Stored records
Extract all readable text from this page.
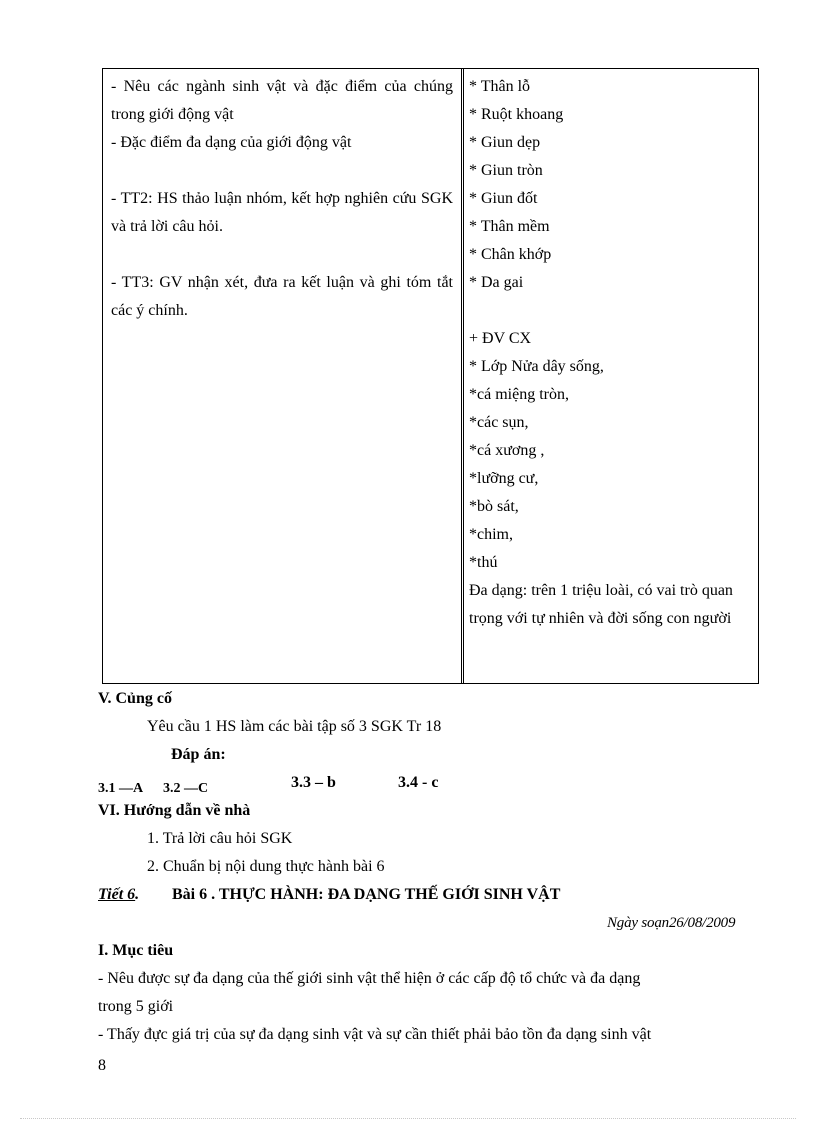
- Nêu các ngành sinh vật và đặc điểm của chúng trong giới động vật
- Đặc điểm đa dạng của giới động vật
- TT2: HS thảo luận nhóm, kết hợp nghiên cứu SGK và trả lời câu hỏi.
- TT3: GV nhận xét, đưa ra kết luận và ghi tóm tắt các ý chính.
* Thân lỗ
* Ruột khoang
* Giun dẹp
* Giun tròn
* Giun đốt
* Thân mềm
* Chân khớp
* Da gai
+ ĐV CX
* Lớp Nửa dây sống,
*cá miệng tròn,
*các sụn,
*cá xương ,
*lưỡng cư,
*bò sát,
*chim,
*thú
Đa dạng: trên 1 triệu loài, có vai trò quan trọng với tự nhiên và đời sống con người
V. Củng cố
Yêu cầu 1 HS làm các bài tập số 3 SGK Tr 18
Đáp án:
3.1 —A 3.2 —C	3.3 – b	3.4 - c
VI. Hướng dẫn về nhà
1. Trả lời câu hỏi SGK
2. Chuẩn bị nội dung thực hành bài 6
Tiết 6. Bài 6 . THỰC HÀNH: ĐA DẠNG THẾ GIỚI SINH VẬT
Ngày soạn26/08/2009
I. Mục tiêu
- Nêu được sự đa dạng của thế giới sinh vật thể hiện ở các cấp độ tổ chức và đa dạng
trong 5 giới
- Thấy đực giá trị của sự đa dạng sinh vật và sự cần thiết phải bảo tồn đa dạng sinh vật
8
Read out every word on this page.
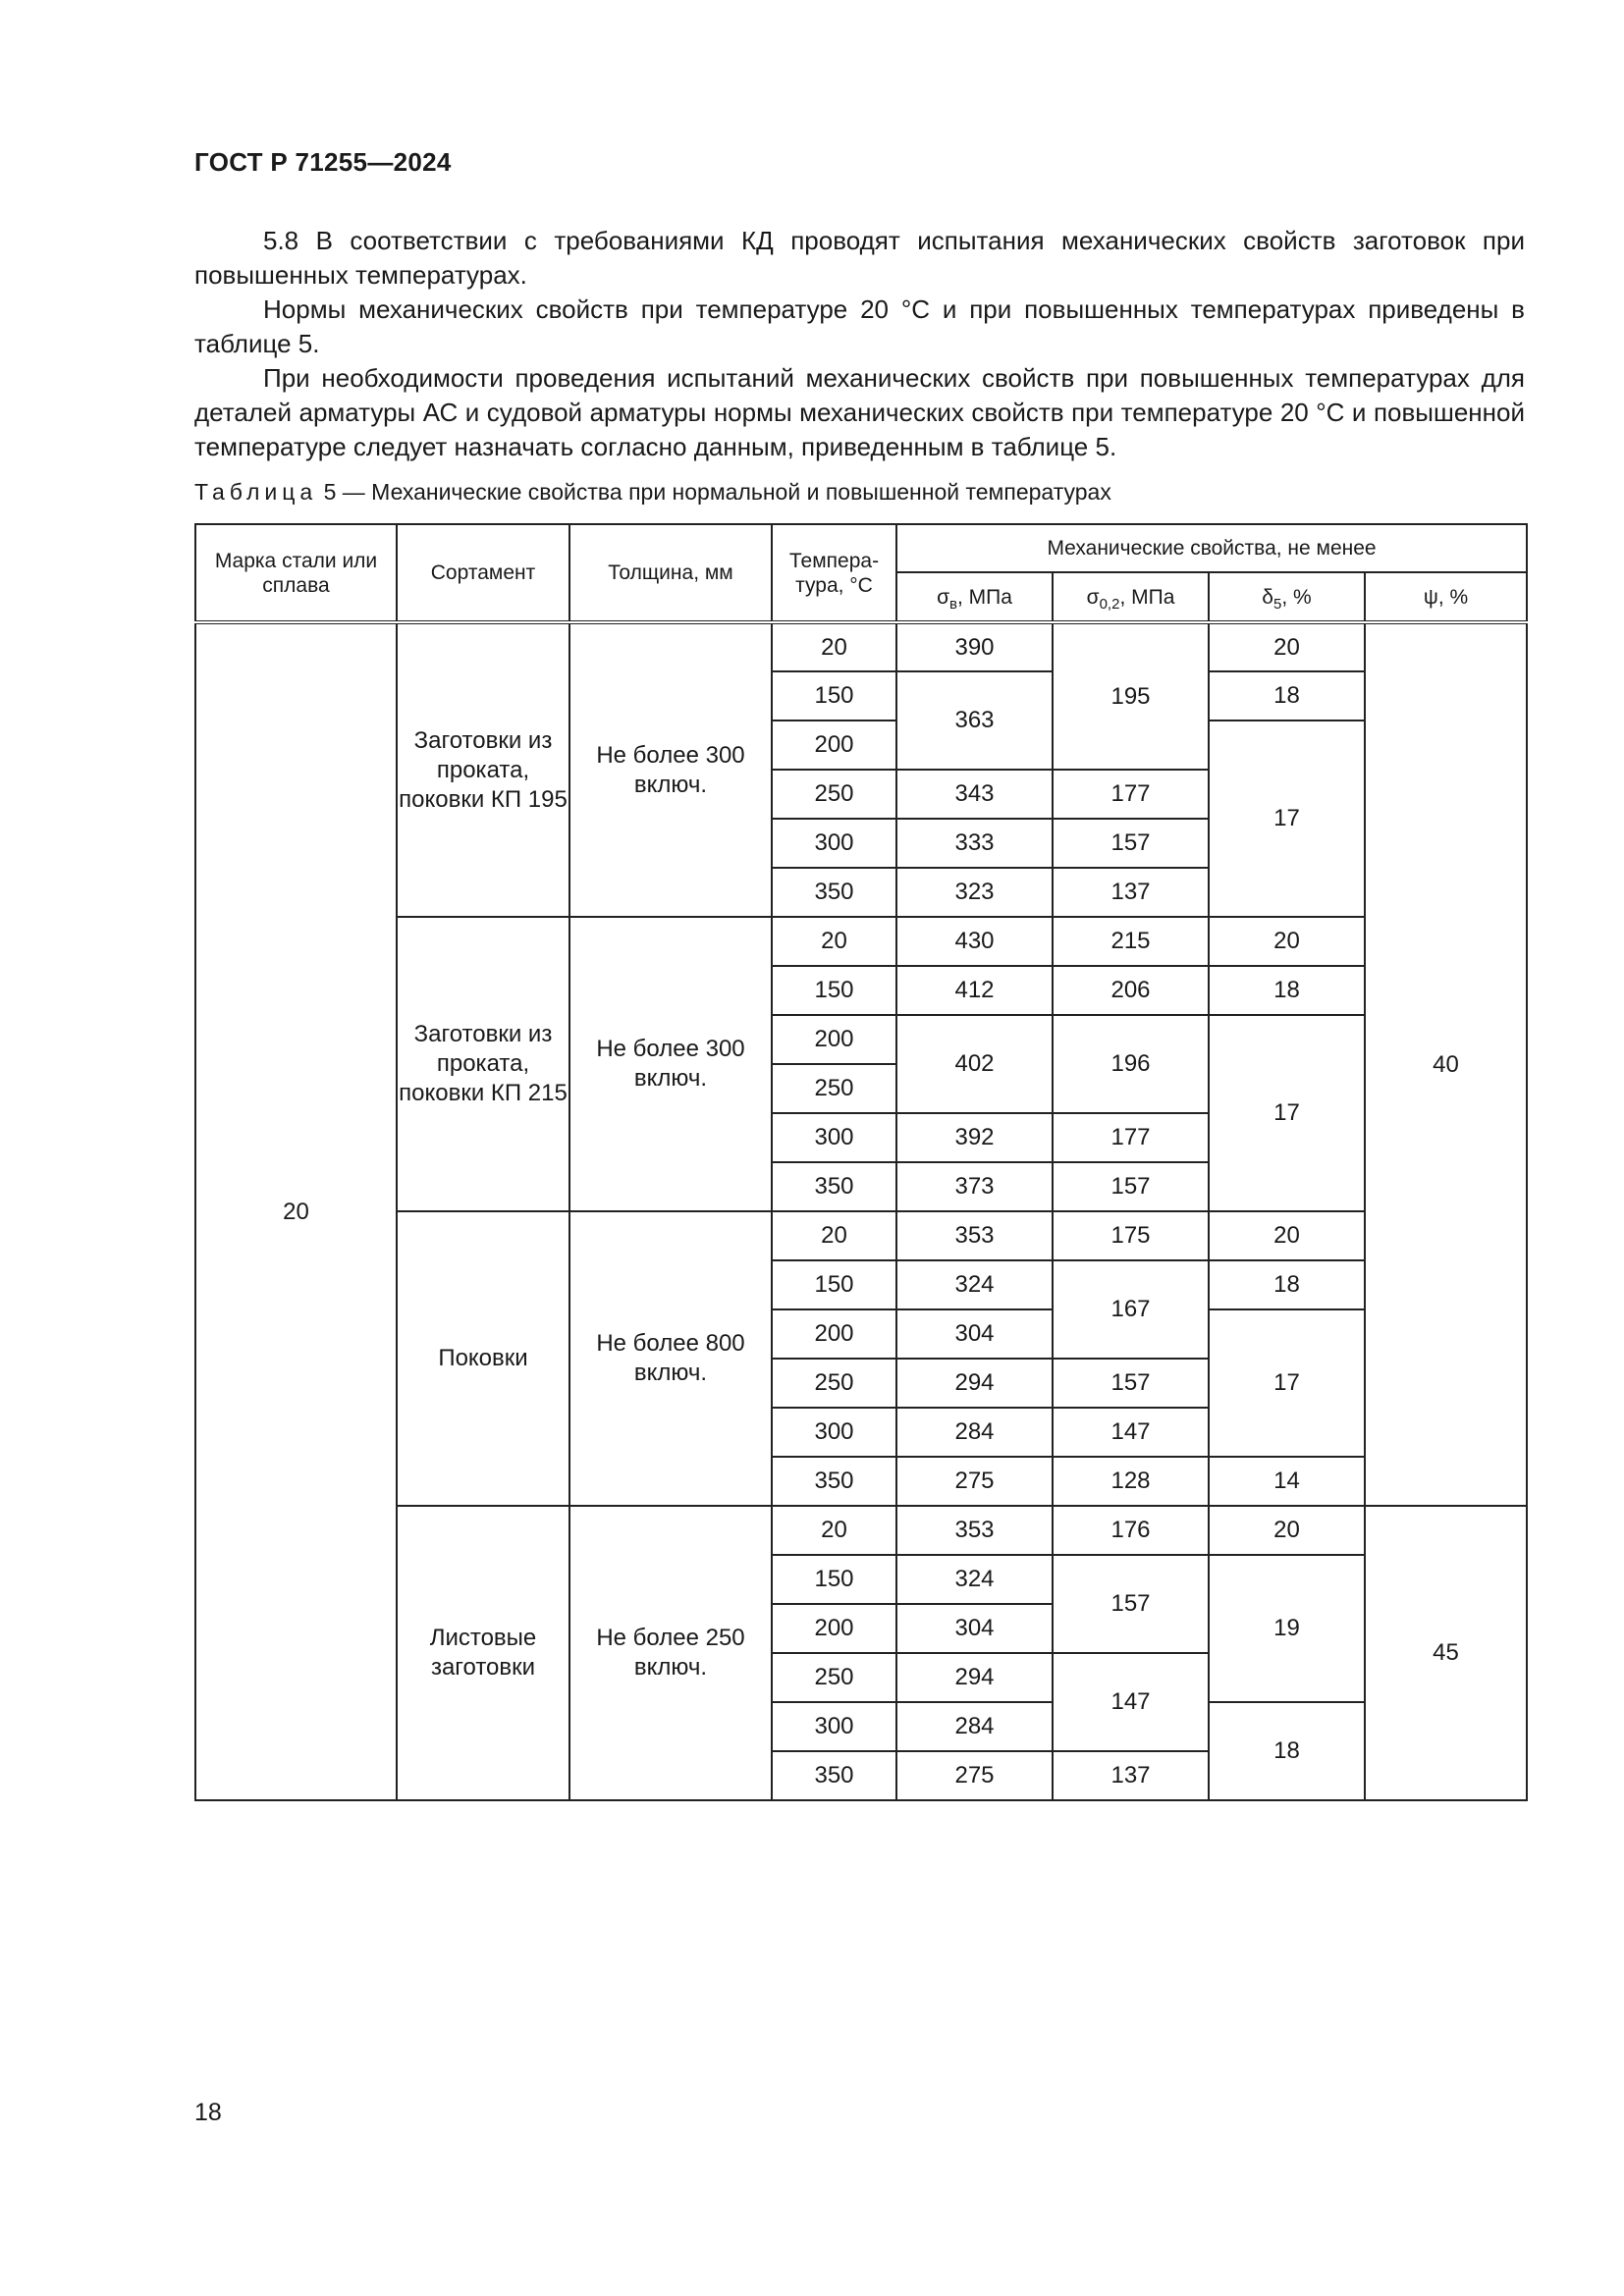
ГОСТ Р 71255—2024

5.8 В соответствии с требованиями КД проводят испытания механических свойств заготовок при повышенных температурах.

Нормы механических свойств при температуре 20 °С и при повышенных температурах приведены в таблице 5.

При необходимости проведения испытаний механических свойств при повышенных температурах для деталей арматуры АС и судовой арматуры нормы механических свойств при температуре 20 °С и повышенной температуре следует назначать согласно данным, приведенным в таблице 5.

Таблица 5 — Механические свойства при нормальной и повышенной температурах
Марка стали или сплава	Сортамент	Толщина, мм	Темпера-тура, °С	Механические свойства, не менее			
				$\sigma_в$, МПа	$\sigma_{0,2}$, МПа	$\delta_5$, %	ψ, %
20	Заготовки из проката, поковки КП 195	Не более 300 включ.	20	390	195	20	40
			150	363		18	
			200			17	
			250	343	177		
			300	333	157		
			350	323	137		
	Заготовки из проката, поковки КП 215	Не более 300 включ.	20	430	215	20	
			150	412	206	18	
			200	402	196	17	
			250				
			300	392	177		
			350	373	157		
	Поковки	Не более 800 включ.	20	353	175	20	
			150	324	167	18	
			200	304		17	
			250	294	157		
			300	284	147		
			350	275	128	14	
	Листовые заготовки	Не более 250 включ.	20	353	176	20	45
			150	324	157	19	
			200	304			
			250	294	147		
			300	284		18	
			350	275	137		
18
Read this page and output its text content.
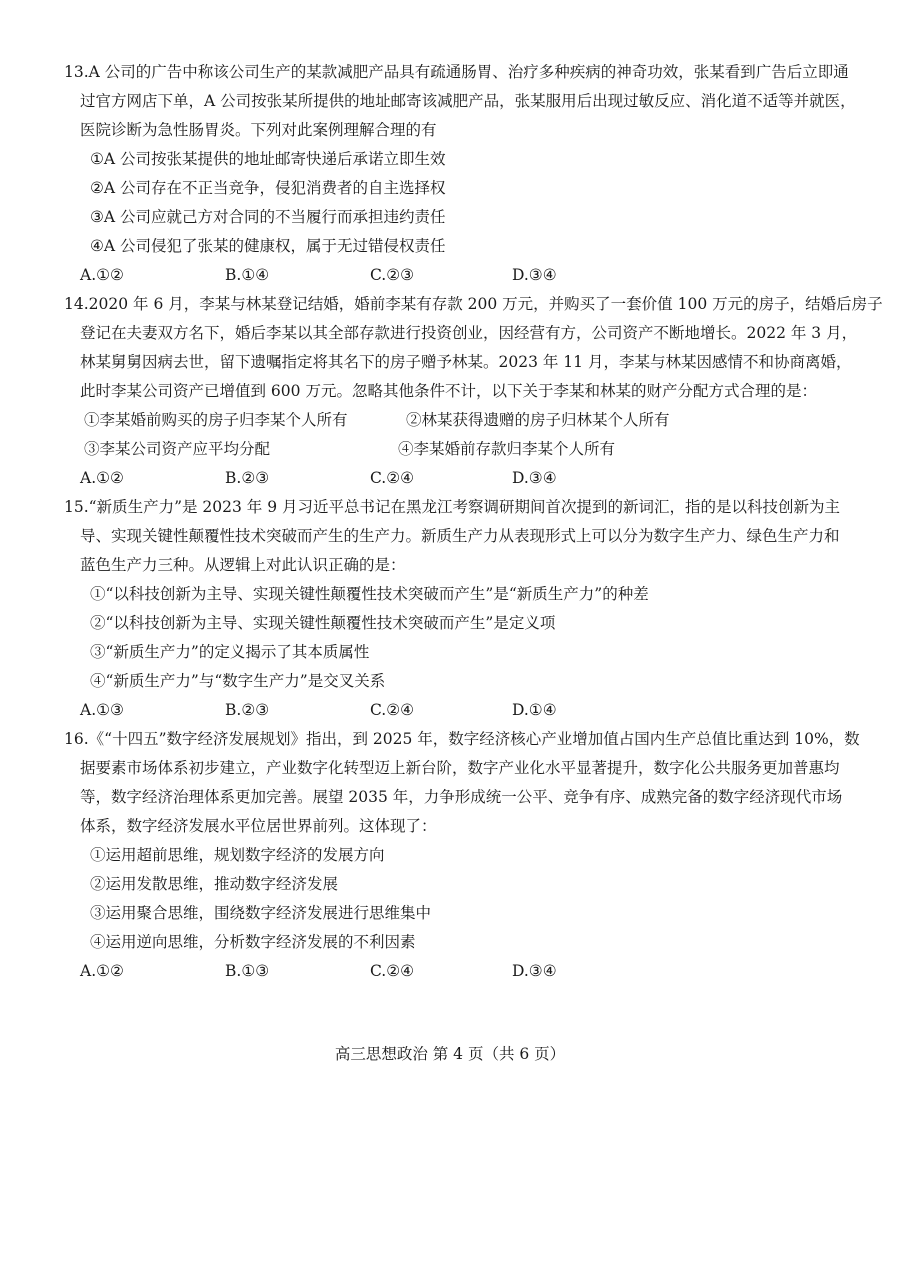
13.A 公司的广告中称该公司生产的某款减肥产品具有疏通肠胃、治疗多种疾病的神奇功效，张某看到广告后立即通
过官方网店下单，A 公司按张某所提供的地址邮寄该减肥产品，张某服用后出现过敏反应、消化道不适等并就医，
医院诊断为急性肠胃炎。下列对此案例理解合理的有
①A 公司按张某提供的地址邮寄快递后承诺立即生效
②A 公司存在不正当竞争，侵犯消费者的自主选择权
③A 公司应就己方对合同的不当履行而承担违约责任
④A 公司侵犯了张某的健康权，属于无过错侵权责任
A.①②	B.①④	C.②③	D.③④
14.2020 年 6 月，李某与林某登记结婚，婚前李某有存款 200 万元，并购买了一套价值 100 万元的房子，结婚后房子
登记在夫妻双方名下，婚后李某以其全部存款进行投资创业，因经营有方，公司资产不断地增长。2022 年 3 月，
林某舅舅因病去世，留下遗嘱指定将其名下的房子赠予林某。2023 年 11 月，李某与林某因感情不和协商离婚，
此时李某公司资产已增值到 600 万元。忽略其他条件不计，以下关于李某和林某的财产分配方式合理的是：
①李某婚前购买的房子归李某个人所有	②林某获得遗赠的房子归林某个人所有
③李某公司资产应平均分配	④李某婚前存款归李某个人所有
A.①②	B.②③	C.②④	D.③④
15.“新质生产力”是 2023 年 9 月习近平总书记在黑龙江考察调研期间首次提到的新词汇，指的是以科技创新为主
导、实现关键性颠覆性技术突破而产生的生产力。新质生产力从表现形式上可以分为数字生产力、绿色生产力和
蓝色生产力三种。从逻辑上对此认识正确的是：
①“以科技创新为主导、实现关键性颠覆性技术突破而产生”是“新质生产力”的种差
②“以科技创新为主导、实现关键性颠覆性技术突破而产生”是定义项
③“新质生产力”的定义揭示了其本质属性
④“新质生产力”与“数字生产力”是交叉关系
A.①③	B.②③	C.②④	D.①④
16.《“十四五”数字经济发展规划》指出，到 2025 年，数字经济核心产业增加值占国内生产总值比重达到 10%，数
据要素市场体系初步建立，产业数字化转型迈上新台阶，数字产业化水平显著提升，数字化公共服务更加普惠均
等，数字经济治理体系更加完善。展望 2035 年，力争形成统一公平、竞争有序、成熟完备的数字经济现代市场
体系，数字经济发展水平位居世界前列。这体现了：
①运用超前思维，规划数字经济的发展方向
②运用发散思维，推动数字经济发展
③运用聚合思维，围绕数字经济发展进行思维集中
④运用逆向思维，分析数字经济发展的不利因素
A.①②	B.①③	C.②④	D.③④
高三思想政治 第 4 页（共 6 页）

• **WHAT NEEDS TO BE DONE**: Pull out each line of the listing that holds the string "более".

• **RESPONSE TO THE EXERCISE**:
20	Заготовки из проката, поковки КП 195	Не более 300 включ.	20	390	195	20	40
	Заготовки из проката, поковки КП 215	Не более 300 включ.	20	430	215	20	
	Поковки	Не более 800 включ.	20	353	175	20	
	Листовые заготовки	Не более 250 включ.	20	353	176	20	45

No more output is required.